● **DATASET EXCERPTS**
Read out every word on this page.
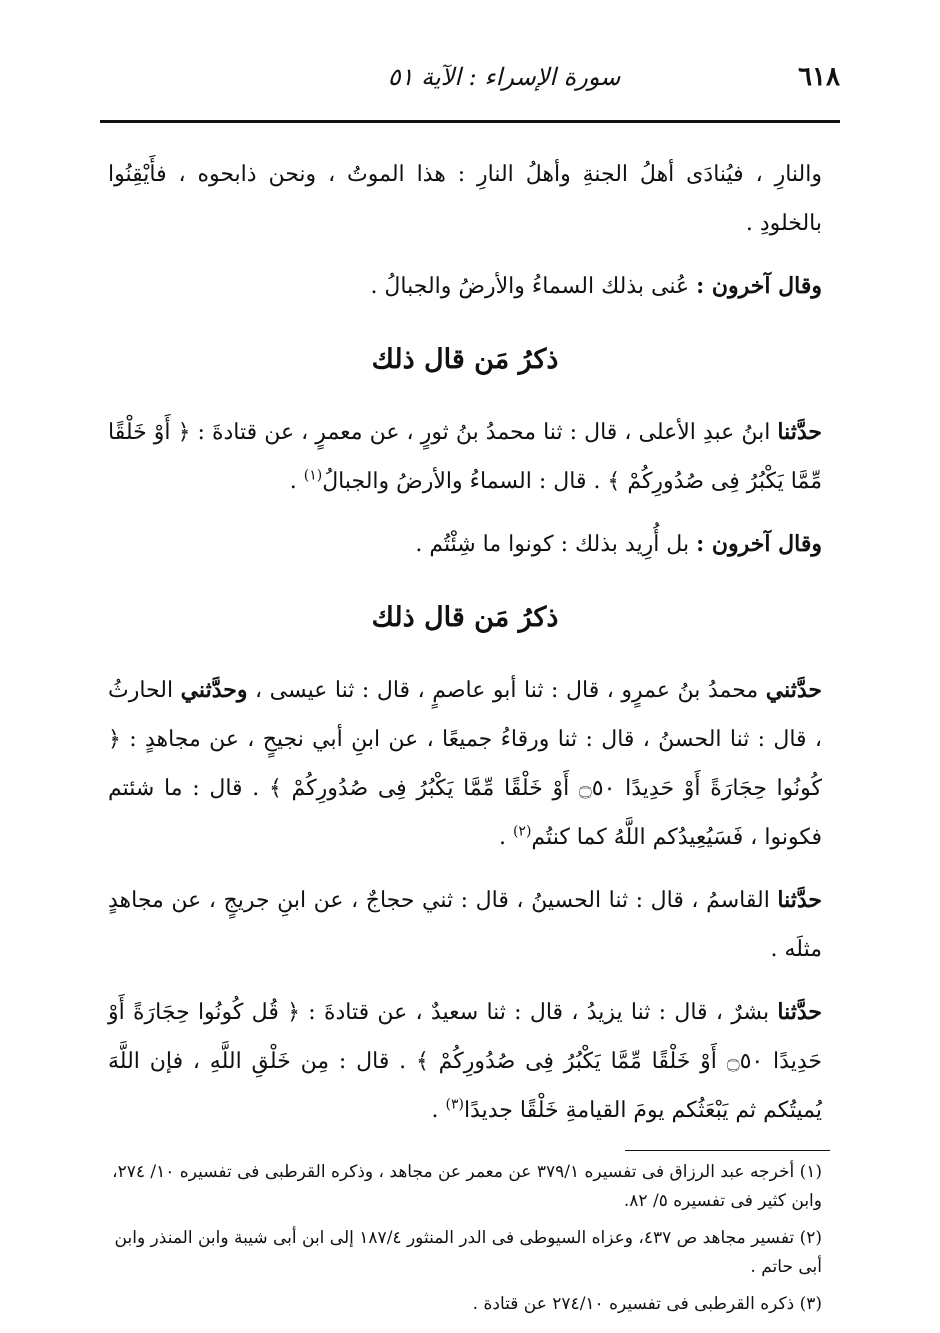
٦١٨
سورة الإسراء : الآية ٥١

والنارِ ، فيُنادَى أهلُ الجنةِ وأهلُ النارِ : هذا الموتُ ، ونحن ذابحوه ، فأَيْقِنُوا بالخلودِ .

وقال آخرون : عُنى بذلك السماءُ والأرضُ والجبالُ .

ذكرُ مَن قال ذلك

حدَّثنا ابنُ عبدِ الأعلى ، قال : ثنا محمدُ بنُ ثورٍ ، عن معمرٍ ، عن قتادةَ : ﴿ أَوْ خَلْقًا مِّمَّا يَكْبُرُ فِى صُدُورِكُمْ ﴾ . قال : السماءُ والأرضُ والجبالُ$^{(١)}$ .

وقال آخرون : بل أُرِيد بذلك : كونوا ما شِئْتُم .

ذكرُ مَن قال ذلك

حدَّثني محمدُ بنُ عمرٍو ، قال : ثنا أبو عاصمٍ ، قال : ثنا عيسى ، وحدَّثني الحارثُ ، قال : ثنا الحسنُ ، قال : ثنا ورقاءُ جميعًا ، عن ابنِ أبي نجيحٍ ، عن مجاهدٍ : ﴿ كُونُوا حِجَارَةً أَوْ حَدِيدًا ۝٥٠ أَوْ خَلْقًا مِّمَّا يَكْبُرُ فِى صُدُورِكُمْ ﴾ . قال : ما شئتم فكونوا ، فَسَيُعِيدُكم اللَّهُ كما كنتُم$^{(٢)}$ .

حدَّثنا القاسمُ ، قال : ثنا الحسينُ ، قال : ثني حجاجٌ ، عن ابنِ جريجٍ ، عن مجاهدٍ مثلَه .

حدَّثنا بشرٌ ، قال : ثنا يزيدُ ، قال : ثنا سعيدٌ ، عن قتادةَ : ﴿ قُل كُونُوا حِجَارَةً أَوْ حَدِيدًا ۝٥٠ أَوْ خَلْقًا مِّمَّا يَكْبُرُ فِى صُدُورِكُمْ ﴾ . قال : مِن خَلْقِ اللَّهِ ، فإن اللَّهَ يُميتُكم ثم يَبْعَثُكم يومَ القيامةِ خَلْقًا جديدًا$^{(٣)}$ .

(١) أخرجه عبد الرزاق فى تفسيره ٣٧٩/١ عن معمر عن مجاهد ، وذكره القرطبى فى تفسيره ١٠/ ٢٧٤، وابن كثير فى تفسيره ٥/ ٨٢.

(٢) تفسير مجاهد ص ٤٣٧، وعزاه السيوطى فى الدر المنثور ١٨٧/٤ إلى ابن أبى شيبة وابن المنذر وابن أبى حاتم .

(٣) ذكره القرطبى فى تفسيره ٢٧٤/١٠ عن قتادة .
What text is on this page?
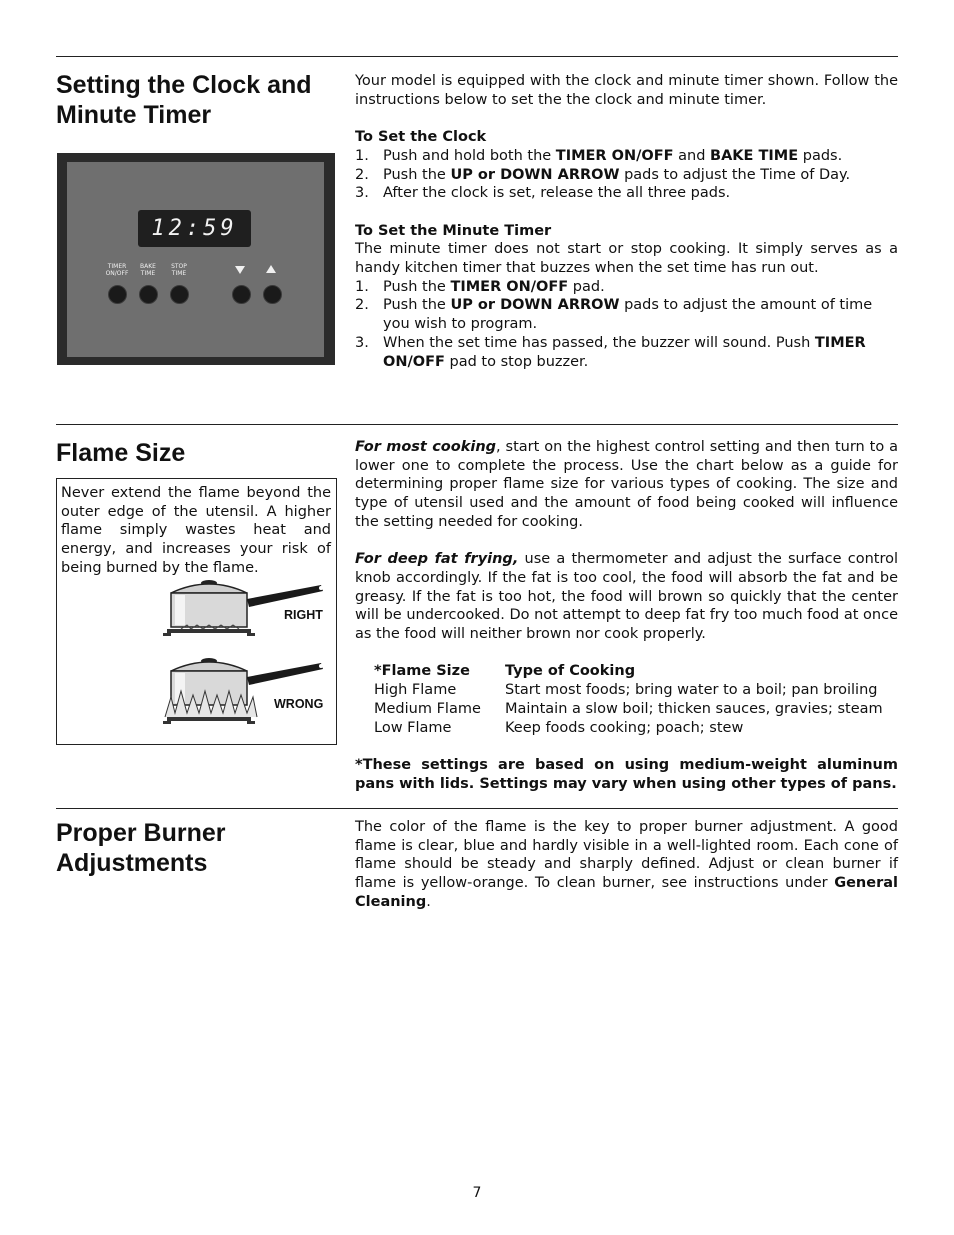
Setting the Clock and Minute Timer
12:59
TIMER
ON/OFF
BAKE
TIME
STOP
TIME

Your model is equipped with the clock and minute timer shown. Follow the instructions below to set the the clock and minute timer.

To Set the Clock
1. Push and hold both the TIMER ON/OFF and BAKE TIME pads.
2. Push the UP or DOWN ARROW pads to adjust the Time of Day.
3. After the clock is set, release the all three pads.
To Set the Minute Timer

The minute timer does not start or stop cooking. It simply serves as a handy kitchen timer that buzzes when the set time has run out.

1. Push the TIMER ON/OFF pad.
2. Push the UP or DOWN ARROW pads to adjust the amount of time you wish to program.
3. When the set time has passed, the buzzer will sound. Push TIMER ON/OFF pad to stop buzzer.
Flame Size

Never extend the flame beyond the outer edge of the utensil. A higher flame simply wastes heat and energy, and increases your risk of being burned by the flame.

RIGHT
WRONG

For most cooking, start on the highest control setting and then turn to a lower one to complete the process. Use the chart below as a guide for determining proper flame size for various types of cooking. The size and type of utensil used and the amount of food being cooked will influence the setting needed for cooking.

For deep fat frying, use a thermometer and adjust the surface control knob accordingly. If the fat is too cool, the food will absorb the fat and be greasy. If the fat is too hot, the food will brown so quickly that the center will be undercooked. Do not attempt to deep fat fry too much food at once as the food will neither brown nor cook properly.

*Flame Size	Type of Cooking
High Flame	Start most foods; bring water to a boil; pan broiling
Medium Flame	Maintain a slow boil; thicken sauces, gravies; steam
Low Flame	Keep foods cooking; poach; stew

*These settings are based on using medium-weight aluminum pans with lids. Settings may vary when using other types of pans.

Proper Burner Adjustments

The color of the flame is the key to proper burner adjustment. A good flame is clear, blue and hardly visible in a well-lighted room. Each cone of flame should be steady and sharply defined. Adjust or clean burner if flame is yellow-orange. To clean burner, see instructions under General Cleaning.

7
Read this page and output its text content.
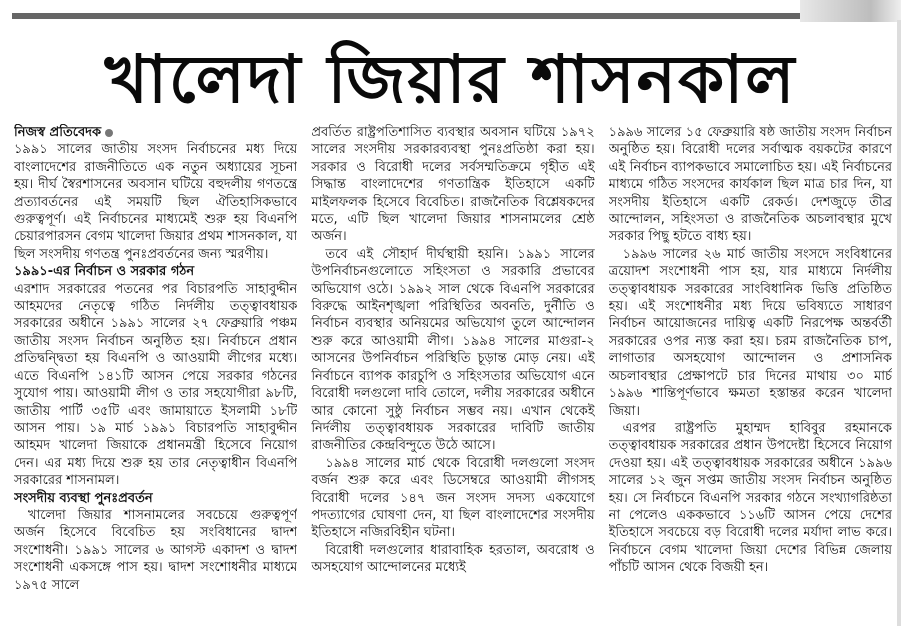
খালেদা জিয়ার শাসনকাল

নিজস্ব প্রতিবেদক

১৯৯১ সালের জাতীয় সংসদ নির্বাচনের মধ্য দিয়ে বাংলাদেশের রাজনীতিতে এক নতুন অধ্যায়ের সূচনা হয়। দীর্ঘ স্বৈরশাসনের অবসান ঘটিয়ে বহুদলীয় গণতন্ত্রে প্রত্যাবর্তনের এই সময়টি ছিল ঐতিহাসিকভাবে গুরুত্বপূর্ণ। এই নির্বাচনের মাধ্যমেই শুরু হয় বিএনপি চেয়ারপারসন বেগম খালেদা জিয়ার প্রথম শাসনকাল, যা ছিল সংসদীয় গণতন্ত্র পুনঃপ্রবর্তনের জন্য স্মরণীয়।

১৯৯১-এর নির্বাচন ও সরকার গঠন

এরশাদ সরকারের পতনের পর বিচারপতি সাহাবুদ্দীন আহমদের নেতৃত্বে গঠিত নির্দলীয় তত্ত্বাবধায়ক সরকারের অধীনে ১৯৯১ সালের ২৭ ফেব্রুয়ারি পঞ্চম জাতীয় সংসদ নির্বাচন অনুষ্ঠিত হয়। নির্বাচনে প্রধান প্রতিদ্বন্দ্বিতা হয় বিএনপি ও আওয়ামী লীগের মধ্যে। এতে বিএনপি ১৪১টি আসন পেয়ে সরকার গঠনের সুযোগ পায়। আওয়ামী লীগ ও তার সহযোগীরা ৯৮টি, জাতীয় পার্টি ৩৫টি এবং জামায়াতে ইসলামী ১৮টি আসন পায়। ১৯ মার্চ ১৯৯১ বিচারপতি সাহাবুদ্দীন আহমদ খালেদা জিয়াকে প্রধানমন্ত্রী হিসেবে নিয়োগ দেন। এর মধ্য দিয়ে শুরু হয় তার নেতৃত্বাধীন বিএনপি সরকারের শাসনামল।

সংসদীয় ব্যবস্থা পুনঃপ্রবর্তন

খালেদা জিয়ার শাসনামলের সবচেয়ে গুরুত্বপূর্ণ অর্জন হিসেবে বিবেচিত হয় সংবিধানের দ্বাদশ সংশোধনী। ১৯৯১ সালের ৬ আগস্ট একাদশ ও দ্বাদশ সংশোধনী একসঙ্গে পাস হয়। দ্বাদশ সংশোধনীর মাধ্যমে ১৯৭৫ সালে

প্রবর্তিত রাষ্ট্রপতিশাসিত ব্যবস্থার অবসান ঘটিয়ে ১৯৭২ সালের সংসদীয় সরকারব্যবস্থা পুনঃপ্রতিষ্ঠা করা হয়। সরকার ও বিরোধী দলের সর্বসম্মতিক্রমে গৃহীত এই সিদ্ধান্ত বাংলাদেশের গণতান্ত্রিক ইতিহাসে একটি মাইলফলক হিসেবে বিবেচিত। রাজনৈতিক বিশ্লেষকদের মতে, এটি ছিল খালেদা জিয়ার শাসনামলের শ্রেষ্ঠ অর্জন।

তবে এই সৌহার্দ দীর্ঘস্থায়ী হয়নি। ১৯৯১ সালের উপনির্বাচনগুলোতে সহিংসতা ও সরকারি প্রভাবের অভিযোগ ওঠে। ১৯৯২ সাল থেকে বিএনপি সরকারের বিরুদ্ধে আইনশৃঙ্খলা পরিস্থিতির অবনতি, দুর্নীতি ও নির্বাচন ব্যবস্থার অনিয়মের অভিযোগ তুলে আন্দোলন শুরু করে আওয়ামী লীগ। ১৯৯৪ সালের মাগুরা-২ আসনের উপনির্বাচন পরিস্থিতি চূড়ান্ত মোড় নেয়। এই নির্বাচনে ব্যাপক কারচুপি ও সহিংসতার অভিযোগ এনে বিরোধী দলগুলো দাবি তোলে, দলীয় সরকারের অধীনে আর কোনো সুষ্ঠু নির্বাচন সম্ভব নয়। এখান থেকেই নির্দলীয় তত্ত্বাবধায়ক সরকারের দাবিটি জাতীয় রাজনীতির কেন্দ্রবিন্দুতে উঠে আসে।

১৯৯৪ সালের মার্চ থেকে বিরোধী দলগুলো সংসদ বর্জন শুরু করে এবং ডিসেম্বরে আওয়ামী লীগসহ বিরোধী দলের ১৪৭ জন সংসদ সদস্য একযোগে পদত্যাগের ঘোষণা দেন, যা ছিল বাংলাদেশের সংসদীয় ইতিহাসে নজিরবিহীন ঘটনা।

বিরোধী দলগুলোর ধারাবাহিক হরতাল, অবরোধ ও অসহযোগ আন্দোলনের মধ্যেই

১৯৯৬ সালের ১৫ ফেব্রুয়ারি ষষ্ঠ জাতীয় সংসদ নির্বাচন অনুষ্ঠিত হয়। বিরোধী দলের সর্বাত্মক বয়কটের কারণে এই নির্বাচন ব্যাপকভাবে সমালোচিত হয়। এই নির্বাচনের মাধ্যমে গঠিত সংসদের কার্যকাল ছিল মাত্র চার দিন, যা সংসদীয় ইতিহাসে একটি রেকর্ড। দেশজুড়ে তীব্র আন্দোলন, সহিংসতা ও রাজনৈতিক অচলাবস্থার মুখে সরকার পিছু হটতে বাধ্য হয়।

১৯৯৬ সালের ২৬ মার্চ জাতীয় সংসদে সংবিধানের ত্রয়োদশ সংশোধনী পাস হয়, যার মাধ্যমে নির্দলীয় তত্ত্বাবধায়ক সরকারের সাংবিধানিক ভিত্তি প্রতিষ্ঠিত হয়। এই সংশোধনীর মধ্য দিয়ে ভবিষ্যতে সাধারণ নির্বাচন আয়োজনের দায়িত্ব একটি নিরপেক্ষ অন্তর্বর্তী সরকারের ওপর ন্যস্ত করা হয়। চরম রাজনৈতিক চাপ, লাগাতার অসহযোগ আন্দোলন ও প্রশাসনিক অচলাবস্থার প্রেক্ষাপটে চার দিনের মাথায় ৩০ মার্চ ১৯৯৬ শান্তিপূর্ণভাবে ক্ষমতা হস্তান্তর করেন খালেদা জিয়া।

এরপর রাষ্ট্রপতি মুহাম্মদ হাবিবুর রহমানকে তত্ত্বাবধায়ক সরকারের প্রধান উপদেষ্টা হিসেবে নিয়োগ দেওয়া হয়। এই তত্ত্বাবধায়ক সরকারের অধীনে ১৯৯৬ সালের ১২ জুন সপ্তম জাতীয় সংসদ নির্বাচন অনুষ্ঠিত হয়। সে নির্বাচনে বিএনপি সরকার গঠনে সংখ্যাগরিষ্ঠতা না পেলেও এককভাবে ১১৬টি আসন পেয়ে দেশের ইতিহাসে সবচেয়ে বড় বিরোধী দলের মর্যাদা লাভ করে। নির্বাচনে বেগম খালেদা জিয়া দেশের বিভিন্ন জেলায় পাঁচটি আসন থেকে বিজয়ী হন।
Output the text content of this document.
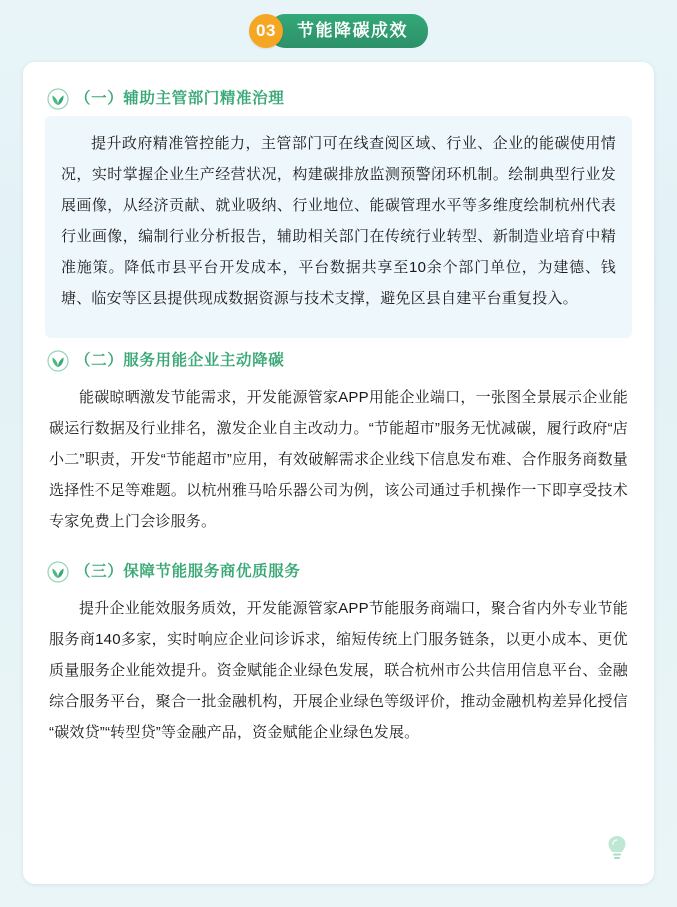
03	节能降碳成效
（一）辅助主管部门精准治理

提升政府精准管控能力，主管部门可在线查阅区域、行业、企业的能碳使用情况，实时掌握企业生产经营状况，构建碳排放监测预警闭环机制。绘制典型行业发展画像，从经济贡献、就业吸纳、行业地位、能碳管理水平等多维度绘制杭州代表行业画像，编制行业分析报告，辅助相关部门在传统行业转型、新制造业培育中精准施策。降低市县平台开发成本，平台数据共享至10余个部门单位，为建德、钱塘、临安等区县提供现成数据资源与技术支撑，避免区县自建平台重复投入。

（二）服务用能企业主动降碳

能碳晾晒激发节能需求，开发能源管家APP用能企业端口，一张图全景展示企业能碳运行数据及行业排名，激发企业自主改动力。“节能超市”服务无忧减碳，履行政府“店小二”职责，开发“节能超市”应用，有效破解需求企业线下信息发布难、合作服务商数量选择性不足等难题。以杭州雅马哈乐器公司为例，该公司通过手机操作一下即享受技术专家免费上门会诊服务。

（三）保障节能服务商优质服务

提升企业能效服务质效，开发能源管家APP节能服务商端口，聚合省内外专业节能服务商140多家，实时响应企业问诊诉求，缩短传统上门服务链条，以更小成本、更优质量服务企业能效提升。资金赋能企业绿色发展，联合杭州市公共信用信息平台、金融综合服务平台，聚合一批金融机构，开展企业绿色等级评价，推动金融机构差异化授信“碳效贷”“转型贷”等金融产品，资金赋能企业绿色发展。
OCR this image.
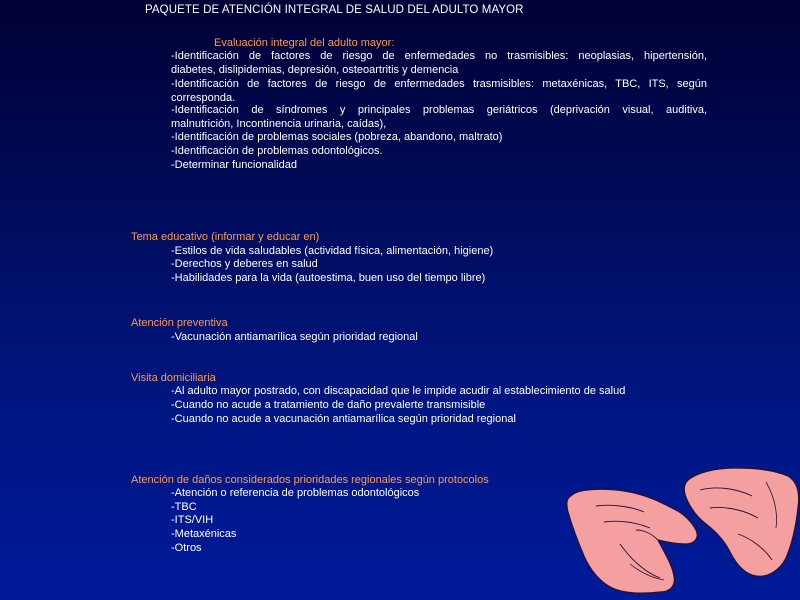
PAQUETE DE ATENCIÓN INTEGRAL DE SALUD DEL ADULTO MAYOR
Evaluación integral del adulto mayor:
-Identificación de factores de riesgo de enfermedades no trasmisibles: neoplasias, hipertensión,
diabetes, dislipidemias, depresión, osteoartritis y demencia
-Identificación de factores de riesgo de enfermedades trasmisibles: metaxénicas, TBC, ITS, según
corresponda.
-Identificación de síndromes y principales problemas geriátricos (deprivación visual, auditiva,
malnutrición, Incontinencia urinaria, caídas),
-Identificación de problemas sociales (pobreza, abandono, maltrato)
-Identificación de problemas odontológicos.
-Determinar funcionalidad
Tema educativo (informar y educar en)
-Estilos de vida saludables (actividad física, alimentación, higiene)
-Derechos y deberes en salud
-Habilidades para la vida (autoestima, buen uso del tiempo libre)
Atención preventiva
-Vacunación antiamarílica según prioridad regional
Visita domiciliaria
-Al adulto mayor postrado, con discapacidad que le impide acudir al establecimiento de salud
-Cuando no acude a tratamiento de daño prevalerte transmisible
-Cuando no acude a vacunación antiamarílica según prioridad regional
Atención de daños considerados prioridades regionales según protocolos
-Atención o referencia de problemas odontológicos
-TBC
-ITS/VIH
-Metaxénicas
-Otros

● **WHAT YOU WILL DO**
Exactly the lines from the one with "Output the text content of this document." through the end of the listing above are to be repeated, with no pictures.

● **RIGHT ANSWER**
Output the text content of this document.
03	节能降碳成效
（一）辅助主管部门精准治理

提升政府精准管控能力，主管部门可在线查阅区域、行业、企业的能碳使用情况，实时掌握企业生产经营状况，构建碳排放监测预警闭环机制。绘制典型行业发展画像，从经济贡献、就业吸纳、行业地位、能碳管理水平等多维度绘制杭州代表行业画像，编制行业分析报告，辅助相关部门在传统行业转型、新制造业培育中精准施策。降低市县平台开发成本，平台数据共享至10余个部门单位，为建德、钱塘、临安等区县提供现成数据资源与技术支撑，避免区县自建平台重复投入。

（二）服务用能企业主动降碳

能碳晾晒激发节能需求，开发能源管家APP用能企业端口，一张图全景展示企业能碳运行数据及行业排名，激发企业自主改动力。“节能超市”服务无忧减碳，履行政府“店小二”职责，开发“节能超市”应用，有效破解需求企业线下信息发布难、合作服务商数量选择性不足等难题。以杭州雅马哈乐器公司为例，该公司通过手机操作一下即享受技术专家免费上门会诊服务。

（三）保障节能服务商优质服务

提升企业能效服务质效，开发能源管家APP节能服务商端口，聚合省内外专业节能服务商140多家，实时响应企业问诊诉求，缩短传统上门服务链条，以更小成本、更优质量服务企业能效提升。资金赋能企业绿色发展，联合杭州市公共信用信息平台、金融综合服务平台，聚合一批金融机构，开展企业绿色等级评价，推动金融机构差异化授信“碳效贷”“转型贷”等金融产品，资金赋能企业绿色发展。
OCR this image.
PAQUETE DE ATENCIÓN INTEGRAL DE SALUD DEL ADULTO MAYOR
Evaluación integral del adulto mayor:
-Identificación de factores de riesgo de enfermedades no trasmisibles: neoplasias, hipertensión,
diabetes, dislipidemias, depresión, osteoartritis y demencia
-Identificación de factores de riesgo de enfermedades trasmisibles: metaxénicas, TBC, ITS, según
corresponda.
-Identificación de síndromes y principales problemas geriátricos (deprivación visual, auditiva,
malnutrición, Incontinencia urinaria, caídas),
-Identificación de problemas sociales (pobreza, abandono, maltrato)
-Identificación de problemas odontológicos.
-Determinar funcionalidad
Tema educativo (informar y educar en)
-Estilos de vida saludables (actividad física, alimentación, higiene)
-Derechos y deberes en salud
-Habilidades para la vida (autoestima, buen uso del tiempo libre)
Atención preventiva
-Vacunación antiamarílica según prioridad regional
Visita domiciliaria
-Al adulto mayor postrado, con discapacidad que le impide acudir al establecimiento de salud
-Cuando no acude a tratamiento de daño prevalerte transmisible
-Cuando no acude a vacunación antiamarílica según prioridad regional
Atención de daños considerados prioridades regionales según protocolos
-Atención o referencia de problemas odontológicos
-TBC
-ITS/VIH
-Metaxénicas
-Otros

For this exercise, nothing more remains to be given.